● **ACTIONS TO TAKE**
1 - In the passage about the film Mara and the Firebringer, how long is the fan documentary that Rocket Beans TV released in early 2017?
2 - Write the next part of the passage about the film Mara and the Firebringer and its reception, starting after its final sentence.

● **EXCERPTED PASSAGE**
******************************

The band Schandmaul provided the original song, "Ein Echter Wahrer Held," with the lyrics written by Tommy Krappweis and the film's composer Andreas Lenz von Ungern-Sternberg. A demo version of the song was featured in episode 7 of YouTube gaming channel High5's web series Hoppers and soon gained memetic status as a "motivational song" among the German gaming community.

In early 2017, German livestreaming channel Rocket Beans TV released the 72-minute fan documentary Götter, Gags und Fantasy - Die Mara Story about the seven-year history of the Mara project, from the initial conception to the premiere, featuring interviews with director Tommy Krappweis, behind-the-scenes information, and deleted scenes that had to be cut for the film to qualify for a 6 rating by the FSK.

==Reception==

Filmdienst described the film as an "exciting time travel film" while praising the acting of Lilian Prent and her handling of the protagonist's character arc. Bild recommended the film, stating, “Finally, a German fantasy film about local legends and myths, and not a cheap Hollywood imitation.” The German film magazine Cinema, however, slammed the film: "The uneven plot and the cheap effects make the end result look pretty rusty."

Among the German press, the most prominent review came from Süddeutsche Zeitung: “Tommy Krappweis has adapted the first book of his fantasy trilogy of the same name as an action-packed spectacle. It's definitely too intense for six-year-olds, but certainly fun and exciting for older children.” GameStar said of the film: "Mara and the Firebringer is hardly a new Lord of the Rings, but it is a very good family-oriented fantasy film from Germany - and there haven't been many of those since The NeverEnding Story, more than 30 years ago."

Former ZDF television producer Josef Göhlen praised the film as a positive example of a domestically produced German family film in a Kressreport article on the subject of the genre: "Anyone who has watched the film with curiosity and without reservation must admit that […] it has succeeded in creating a realistic and at the same time magical story in the modern age with witty dialogue that those of all ages can enjoy, with interesting characters and skillfully staged visual effects [...] - and given that the budget that is so tiny compared to international productions of the same genre one cannot help but applaud the whole undertaking." Due to many in the German film industry echoing his sentiments, two weeks later the magazine published a widely-publicized reply from Tommy Krappweis, in which he described the problems he faced in releasing his film as well as the general difficulties of family and genre films in German cinema.

******************************

Document layout detection data:

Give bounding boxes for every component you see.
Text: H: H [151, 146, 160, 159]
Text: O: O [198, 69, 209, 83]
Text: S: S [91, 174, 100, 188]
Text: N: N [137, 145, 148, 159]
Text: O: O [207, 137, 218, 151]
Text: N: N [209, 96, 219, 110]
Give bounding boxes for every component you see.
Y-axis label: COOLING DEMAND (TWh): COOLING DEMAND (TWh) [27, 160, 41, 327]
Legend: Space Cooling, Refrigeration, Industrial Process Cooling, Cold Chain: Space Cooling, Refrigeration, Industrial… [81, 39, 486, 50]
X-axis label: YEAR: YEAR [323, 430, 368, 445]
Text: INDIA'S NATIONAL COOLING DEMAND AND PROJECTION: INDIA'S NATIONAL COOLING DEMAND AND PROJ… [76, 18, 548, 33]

******************************

● **OUTPUTS FOR THE TASKS**
1 - 72 minutes.

2 -
Following the film's failure at the box office, it was promoted on social media and through newsletters from such sources as Ring*Con, FedCon, Role Play Convention, Fantasy and Roleplay Convention, and many others. The 501st Legion's German Garrison wrote: "A film that deserves to be mentioned in the same breath as, for example, The NeverEnding Story. A film that is definitely suitable for all ages and is fun for the whole family.” German steampunk forum Clockworker wrote: "The unshakable attention to detail, the use of all available resources - from the sheer imagination and effort put into the fantasy scenes and Krappweis' unique sense of humour - make Mara and the Firebringer a gem of German genre film production that doesn't have to hide behind Hollywood."

However, these efforts were ultimately futile and could not prevent the film from being a box-office bomb. But when Tommy Krappweis showed the film in a private director's screening at the Role Play Convention later that year, new life was unexpectedly breathed into it. It not only ran twice as long as planned in the cinema tent, but did so in a continuous loop. Although the film is based on the first part of a three-part series, and the possibility of a sequel is hinted at at the end of the film, an actual sequel seems very unlikely due to the film's box-office failure.

==Awards==

- Rated "worthwhile" by the Deutsche Film- und Medienbewertung (FBW).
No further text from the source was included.